Pick every line with "definition" from the material below.
────────────────
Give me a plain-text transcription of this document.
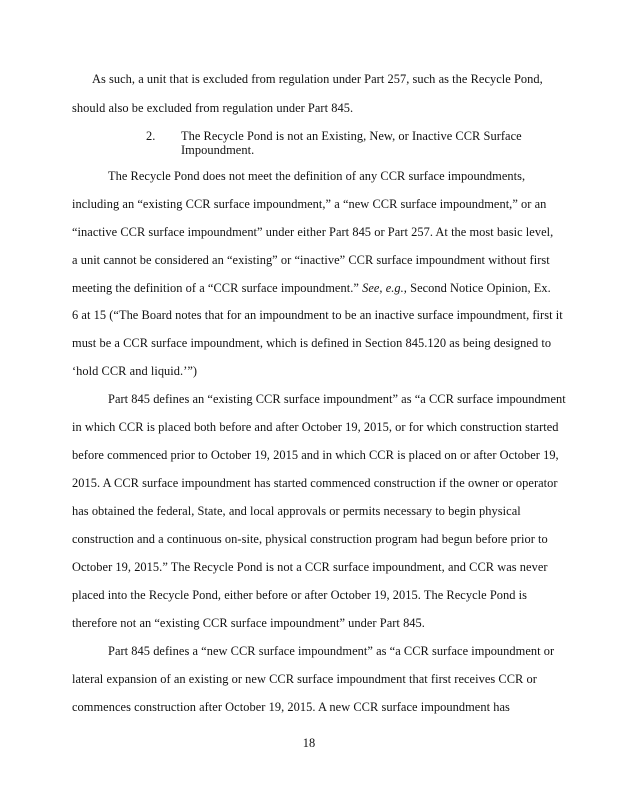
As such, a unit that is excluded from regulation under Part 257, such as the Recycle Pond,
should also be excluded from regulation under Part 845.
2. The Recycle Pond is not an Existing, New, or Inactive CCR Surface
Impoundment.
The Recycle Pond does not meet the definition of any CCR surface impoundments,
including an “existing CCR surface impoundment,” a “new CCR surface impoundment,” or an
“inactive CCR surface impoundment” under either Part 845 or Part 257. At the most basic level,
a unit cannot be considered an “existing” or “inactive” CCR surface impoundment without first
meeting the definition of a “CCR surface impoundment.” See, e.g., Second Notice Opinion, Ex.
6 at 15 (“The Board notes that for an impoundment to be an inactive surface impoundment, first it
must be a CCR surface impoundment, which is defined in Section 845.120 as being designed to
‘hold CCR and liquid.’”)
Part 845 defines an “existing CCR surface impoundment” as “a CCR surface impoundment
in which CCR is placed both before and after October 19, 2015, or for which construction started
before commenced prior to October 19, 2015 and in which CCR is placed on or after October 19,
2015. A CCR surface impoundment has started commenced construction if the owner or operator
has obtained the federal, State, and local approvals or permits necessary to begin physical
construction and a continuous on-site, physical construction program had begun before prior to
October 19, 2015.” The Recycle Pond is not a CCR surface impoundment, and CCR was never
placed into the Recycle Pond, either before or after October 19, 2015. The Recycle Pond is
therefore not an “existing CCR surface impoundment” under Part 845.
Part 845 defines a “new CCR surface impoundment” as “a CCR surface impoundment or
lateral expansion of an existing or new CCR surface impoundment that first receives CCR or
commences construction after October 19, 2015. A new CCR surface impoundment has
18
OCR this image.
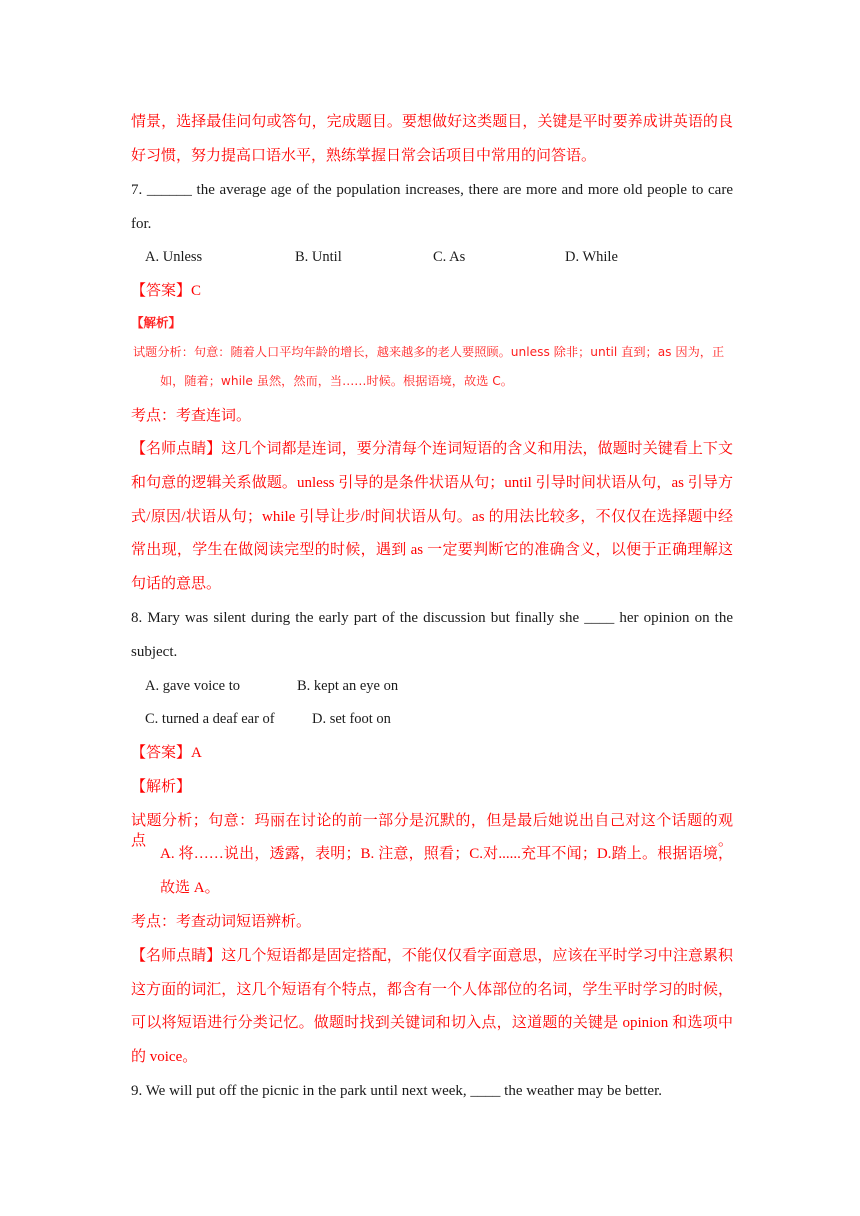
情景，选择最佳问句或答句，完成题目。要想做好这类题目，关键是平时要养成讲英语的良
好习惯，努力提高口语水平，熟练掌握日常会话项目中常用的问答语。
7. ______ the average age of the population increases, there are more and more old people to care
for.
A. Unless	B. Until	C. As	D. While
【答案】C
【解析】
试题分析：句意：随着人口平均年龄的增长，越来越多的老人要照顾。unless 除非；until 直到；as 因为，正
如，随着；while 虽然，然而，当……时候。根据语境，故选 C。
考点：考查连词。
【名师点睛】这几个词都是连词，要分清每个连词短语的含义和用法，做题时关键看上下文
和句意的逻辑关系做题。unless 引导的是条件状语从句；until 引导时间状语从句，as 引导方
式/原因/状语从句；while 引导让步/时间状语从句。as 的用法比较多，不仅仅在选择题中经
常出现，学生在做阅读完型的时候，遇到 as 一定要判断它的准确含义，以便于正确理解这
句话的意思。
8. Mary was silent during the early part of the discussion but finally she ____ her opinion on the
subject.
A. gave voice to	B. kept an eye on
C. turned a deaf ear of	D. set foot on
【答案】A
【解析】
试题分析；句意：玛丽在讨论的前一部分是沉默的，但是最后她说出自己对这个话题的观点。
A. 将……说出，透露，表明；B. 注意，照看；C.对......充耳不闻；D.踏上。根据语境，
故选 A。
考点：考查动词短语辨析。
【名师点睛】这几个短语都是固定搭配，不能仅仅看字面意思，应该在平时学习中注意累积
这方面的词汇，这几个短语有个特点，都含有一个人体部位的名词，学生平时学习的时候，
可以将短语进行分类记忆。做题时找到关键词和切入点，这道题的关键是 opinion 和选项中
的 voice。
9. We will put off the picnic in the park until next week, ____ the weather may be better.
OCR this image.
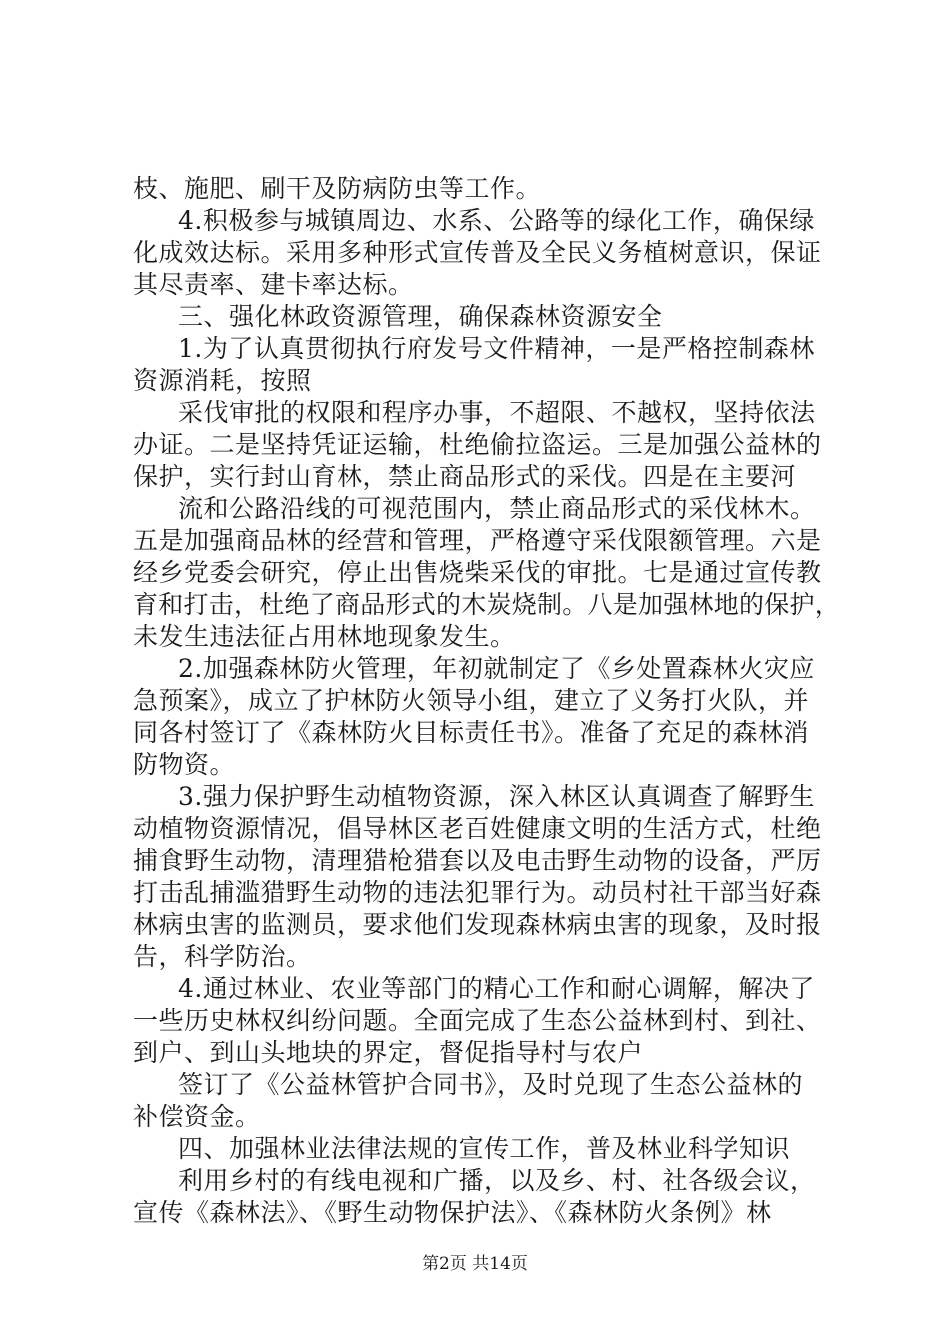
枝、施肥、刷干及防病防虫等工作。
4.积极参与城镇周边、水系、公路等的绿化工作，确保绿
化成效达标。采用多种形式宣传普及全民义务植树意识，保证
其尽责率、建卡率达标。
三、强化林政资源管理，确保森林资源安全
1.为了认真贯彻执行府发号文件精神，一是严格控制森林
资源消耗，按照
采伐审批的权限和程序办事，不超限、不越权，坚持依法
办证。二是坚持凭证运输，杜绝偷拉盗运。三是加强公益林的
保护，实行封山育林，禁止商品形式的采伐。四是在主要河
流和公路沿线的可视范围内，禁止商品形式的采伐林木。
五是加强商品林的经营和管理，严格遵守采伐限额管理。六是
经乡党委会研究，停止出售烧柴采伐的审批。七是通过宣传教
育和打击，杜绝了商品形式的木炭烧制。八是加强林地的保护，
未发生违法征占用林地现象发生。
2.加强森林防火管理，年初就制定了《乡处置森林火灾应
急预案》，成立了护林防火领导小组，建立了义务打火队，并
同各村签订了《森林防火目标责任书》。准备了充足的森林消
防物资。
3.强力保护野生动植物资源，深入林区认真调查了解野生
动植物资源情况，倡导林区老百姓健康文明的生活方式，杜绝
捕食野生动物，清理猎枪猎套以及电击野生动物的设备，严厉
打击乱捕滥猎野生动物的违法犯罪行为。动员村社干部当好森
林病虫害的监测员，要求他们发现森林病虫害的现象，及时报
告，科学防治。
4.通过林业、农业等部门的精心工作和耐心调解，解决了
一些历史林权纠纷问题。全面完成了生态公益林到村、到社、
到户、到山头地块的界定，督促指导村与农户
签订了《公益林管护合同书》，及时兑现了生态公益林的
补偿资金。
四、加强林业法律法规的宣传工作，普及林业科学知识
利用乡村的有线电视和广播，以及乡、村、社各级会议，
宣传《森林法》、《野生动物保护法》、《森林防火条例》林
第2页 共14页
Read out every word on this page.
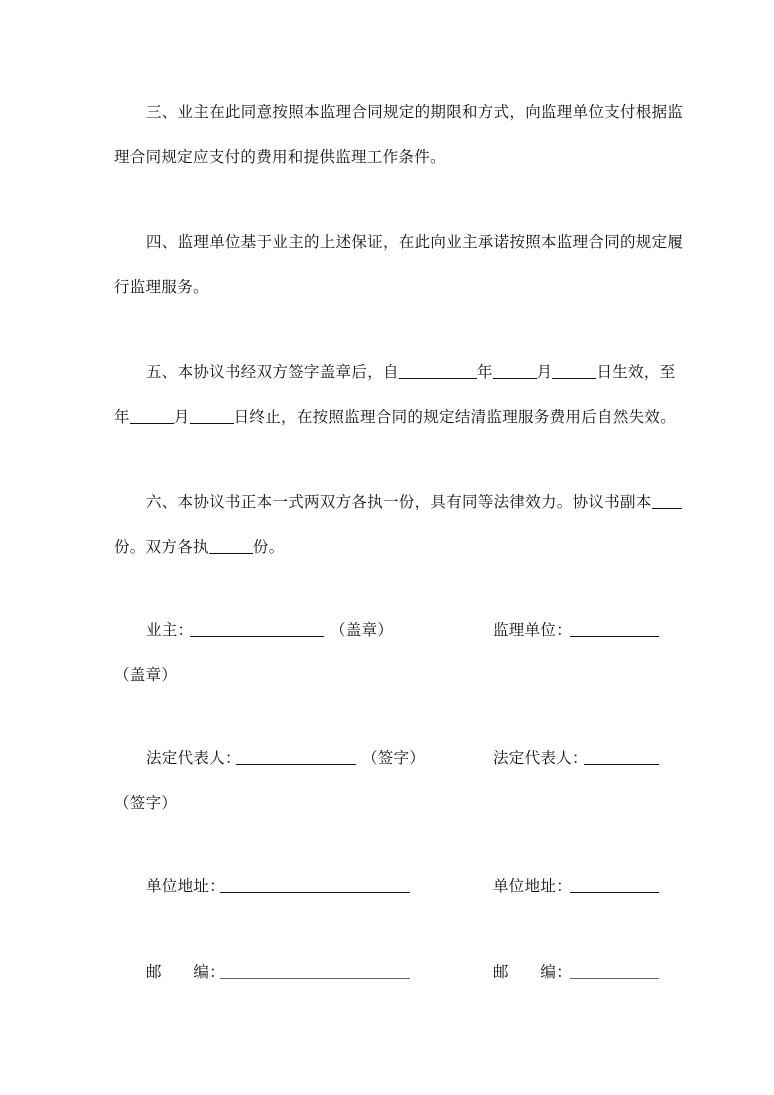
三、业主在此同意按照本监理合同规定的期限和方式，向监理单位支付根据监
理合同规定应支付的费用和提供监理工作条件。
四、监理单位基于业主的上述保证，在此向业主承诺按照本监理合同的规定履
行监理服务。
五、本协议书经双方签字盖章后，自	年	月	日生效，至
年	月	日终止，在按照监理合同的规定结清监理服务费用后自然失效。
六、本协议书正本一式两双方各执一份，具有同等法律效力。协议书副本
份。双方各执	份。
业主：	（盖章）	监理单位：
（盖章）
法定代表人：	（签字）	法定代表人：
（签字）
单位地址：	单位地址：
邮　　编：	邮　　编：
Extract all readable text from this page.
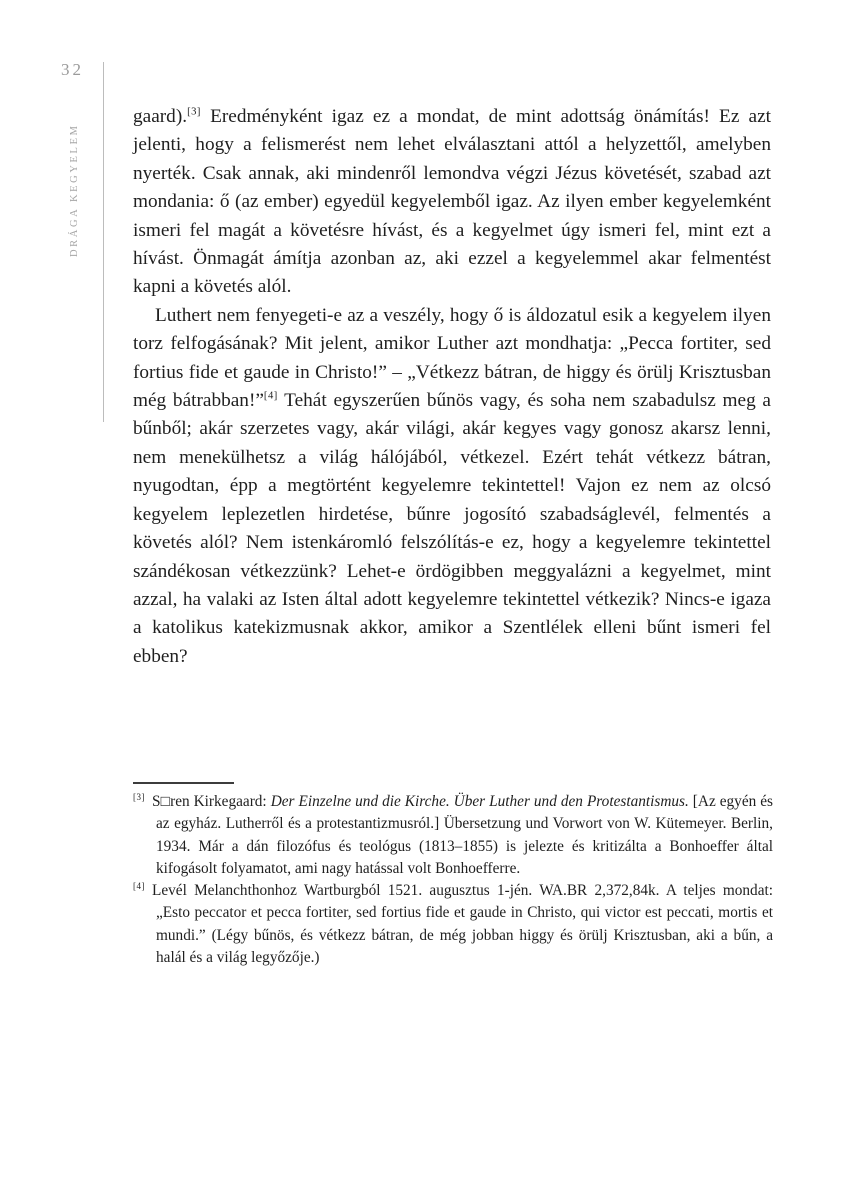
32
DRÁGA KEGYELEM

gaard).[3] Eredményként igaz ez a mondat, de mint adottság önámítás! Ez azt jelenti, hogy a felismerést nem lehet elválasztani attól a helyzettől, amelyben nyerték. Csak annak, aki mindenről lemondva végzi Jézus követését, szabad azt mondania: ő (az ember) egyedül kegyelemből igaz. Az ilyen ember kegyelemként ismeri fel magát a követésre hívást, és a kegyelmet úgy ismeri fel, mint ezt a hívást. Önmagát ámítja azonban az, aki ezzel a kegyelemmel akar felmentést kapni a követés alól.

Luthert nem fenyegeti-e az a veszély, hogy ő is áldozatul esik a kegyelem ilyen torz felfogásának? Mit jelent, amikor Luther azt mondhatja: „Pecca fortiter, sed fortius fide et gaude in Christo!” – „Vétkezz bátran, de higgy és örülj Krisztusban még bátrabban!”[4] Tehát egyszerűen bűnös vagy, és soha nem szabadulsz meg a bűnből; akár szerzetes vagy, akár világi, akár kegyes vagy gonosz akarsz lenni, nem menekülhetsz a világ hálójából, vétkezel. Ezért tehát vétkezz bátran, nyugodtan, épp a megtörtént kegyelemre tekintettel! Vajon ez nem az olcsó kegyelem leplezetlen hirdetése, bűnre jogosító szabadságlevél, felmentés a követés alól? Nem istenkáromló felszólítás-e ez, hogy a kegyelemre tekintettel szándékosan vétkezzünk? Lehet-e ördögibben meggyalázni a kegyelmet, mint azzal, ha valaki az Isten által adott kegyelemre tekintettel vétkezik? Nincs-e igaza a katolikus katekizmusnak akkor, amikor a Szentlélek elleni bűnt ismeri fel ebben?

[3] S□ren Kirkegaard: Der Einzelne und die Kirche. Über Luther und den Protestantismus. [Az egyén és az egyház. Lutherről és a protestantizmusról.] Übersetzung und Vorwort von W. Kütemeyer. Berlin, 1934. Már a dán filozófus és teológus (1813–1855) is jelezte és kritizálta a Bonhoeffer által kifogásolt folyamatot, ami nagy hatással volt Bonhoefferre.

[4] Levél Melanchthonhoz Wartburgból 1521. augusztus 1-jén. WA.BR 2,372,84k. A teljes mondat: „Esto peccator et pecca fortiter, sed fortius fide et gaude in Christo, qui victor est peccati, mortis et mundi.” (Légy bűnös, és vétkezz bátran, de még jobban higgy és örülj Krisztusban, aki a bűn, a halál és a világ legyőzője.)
────────────────
# [The reply]
The Recycle Pond does not meet the definition of any CCR surface impoundments,
meeting the definition of a “CCR surface impoundment.” See, e.g., Second Notice Opinion, Ex.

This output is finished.